What the exercise asks -
Make an exact copy of the listing below.

Data records -
START

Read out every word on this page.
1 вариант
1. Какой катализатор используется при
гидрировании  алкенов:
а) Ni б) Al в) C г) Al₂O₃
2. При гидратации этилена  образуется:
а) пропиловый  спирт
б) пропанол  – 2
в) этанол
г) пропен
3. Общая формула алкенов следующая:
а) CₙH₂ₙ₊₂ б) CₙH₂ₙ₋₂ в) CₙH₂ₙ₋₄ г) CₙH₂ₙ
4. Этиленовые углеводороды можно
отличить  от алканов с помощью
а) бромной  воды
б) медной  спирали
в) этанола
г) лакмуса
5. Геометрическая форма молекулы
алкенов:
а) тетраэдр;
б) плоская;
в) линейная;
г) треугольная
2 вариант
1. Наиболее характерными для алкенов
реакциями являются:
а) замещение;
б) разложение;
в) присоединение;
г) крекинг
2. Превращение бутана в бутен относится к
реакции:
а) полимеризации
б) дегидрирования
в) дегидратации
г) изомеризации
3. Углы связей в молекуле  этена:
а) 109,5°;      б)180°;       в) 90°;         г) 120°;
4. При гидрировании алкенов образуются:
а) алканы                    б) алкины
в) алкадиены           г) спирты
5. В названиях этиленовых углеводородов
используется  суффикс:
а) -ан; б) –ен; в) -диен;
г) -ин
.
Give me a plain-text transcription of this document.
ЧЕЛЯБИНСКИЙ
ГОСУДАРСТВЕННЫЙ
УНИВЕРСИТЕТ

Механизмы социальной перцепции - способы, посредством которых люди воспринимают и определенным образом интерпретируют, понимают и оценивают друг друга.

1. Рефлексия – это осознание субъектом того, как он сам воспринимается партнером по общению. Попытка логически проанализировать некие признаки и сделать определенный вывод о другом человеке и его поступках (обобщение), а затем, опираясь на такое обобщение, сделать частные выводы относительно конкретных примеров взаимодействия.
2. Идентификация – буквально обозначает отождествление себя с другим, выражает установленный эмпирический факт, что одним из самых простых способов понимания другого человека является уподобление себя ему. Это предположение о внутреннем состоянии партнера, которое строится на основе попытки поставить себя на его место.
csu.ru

END

Complete answer -
Read out every word on this page.
1 вариант
1. Какой катализатор используется при
гидрировании  алкенов:
а) Ni б) Al в) C г) Al₂O₃
2. При гидратации этилена  образуется:
а) пропиловый  спирт
б) пропанол  – 2
в) этанол
г) пропен
3. Общая формула алкенов следующая:
а) CₙH₂ₙ₊₂ б) CₙH₂ₙ₋₂ в) CₙH₂ₙ₋₄ г) CₙH₂ₙ
4. Этиленовые углеводороды можно
отличить  от алканов с помощью
а) бромной  воды
б) медной  спирали
в) этанола
г) лакмуса
5. Геометрическая форма молекулы
алкенов:
а) тетраэдр;
б) плоская;
в) линейная;
г) треугольная
2 вариант
1. Наиболее характерными для алкенов
реакциями являются:
а) замещение;
б) разложение;
в) присоединение;
г) крекинг
2. Превращение бутана в бутен относится к
реакции:
а) полимеризации
б) дегидрирования
в) дегидратации
г) изомеризации
3. Углы связей в молекуле  этена:
а) 109,5°;      б)180°;       в) 90°;         г) 120°;
4. При гидрировании алкенов образуются:
а) алканы                    б) алкины
в) алкадиены           г) спирты
5. В названиях этиленовых углеводородов
используется  суффикс:
а) -ан; б) –ен; в) -диен;
г) -ин
.
Give me a plain-text transcription of this document.
ЧЕЛЯБИНСКИЙ
ГОСУДАРСТВЕННЫЙ
УНИВЕРСИТЕТ

Механизмы социальной перцепции - способы, посредством которых люди воспринимают и определенным образом интерпретируют, понимают и оценивают друг друга.

1. Рефлексия – это осознание субъектом того, как он сам воспринимается партнером по общению. Попытка логически проанализировать некие признаки и сделать определенный вывод о другом человеке и его поступках (обобщение), а затем, опираясь на такое обобщение, сделать частные выводы относительно конкретных примеров взаимодействия.
2. Идентификация – буквально обозначает отождествление себя с другим, выражает установленный эмпирический факт, что одним из самых простых способов понимания другого человека является уподобление себя ему. Это предположение о внутреннем состоянии партнера, которое строится на основе попытки поставить себя на его место.
csu.ru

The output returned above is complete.